### What is expected
Write out every single entry exactly.

### Entries shown
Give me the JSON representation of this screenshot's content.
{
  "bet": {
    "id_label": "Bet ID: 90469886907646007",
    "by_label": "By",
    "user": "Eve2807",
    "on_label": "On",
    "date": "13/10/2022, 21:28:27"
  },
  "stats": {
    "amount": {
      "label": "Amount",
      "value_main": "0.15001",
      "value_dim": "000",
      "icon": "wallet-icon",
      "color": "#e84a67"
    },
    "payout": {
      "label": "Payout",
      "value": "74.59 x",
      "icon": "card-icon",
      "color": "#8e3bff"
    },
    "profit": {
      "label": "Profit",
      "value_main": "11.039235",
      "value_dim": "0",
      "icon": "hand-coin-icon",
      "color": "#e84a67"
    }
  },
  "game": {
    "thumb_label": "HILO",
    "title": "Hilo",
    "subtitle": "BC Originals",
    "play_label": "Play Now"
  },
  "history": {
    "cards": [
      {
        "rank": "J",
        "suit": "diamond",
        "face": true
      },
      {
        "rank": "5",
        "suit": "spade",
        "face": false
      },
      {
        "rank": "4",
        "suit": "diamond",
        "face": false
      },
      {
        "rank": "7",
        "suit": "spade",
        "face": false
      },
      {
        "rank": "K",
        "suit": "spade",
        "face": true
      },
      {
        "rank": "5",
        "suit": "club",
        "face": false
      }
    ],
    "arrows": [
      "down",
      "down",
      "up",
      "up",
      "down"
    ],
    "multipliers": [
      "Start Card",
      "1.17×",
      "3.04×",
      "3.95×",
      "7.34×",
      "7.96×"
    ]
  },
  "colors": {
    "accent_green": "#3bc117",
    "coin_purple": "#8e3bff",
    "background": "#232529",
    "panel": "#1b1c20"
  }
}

### Correct answer
Give me the JSON representation of this screenshot's content.
{
  "bet": {
    "id_label": "Bet ID: 90469886907646007",
    "by_label": "By",
    "user": "Eve2807",
    "on_label": "On",
    "date": "13/10/2022, 21:28:27"
  },
  "stats": {
    "amount": {
      "label": "Amount",
      "value_main": "0.15001",
      "value_dim": "000",
      "icon": "wallet-icon",
      "color": "#e84a67"
    },
    "payout": {
      "label": "Payout",
      "value": "74.59 x",
      "icon": "card-icon",
      "color": "#8e3bff"
    },
    "profit": {
      "label": "Profit",
      "value_main": "11.039235",
      "value_dim": "0",
      "icon": "hand-coin-icon",
      "color": "#e84a67"
    }
  },
  "game": {
    "thumb_label": "HILO",
    "title": "Hilo",
    "subtitle": "BC Originals",
    "play_label": "Play Now"
  },
  "history": {
    "cards": [
      {
        "rank": "J",
        "suit": "diamond",
        "face": true
      },
      {
        "rank": "5",
        "suit": "spade",
        "face": false
      },
      {
        "rank": "4",
        "suit": "diamond",
        "face": false
      },
      {
        "rank": "7",
        "suit": "spade",
        "face": false
      },
      {
        "rank": "K",
        "suit": "spade",
        "face": true
      },
      {
        "rank": "5",
        "suit": "club",
        "face": false
      }
    ],
    "arrows": [
      "down",
      "down",
      "up",
      "up",
      "down"
    ],
    "multipliers": [
      "Start Card",
      "1.17×",
      "3.04×",
      "3.95×",
      "7.34×",
      "7.96×"
    ]
  },
  "colors": {
    "accent_green": "#3bc117",
    "coin_purple": "#8e3bff",
    "background": "#232529",
    "panel": "#1b1c20"
  }
}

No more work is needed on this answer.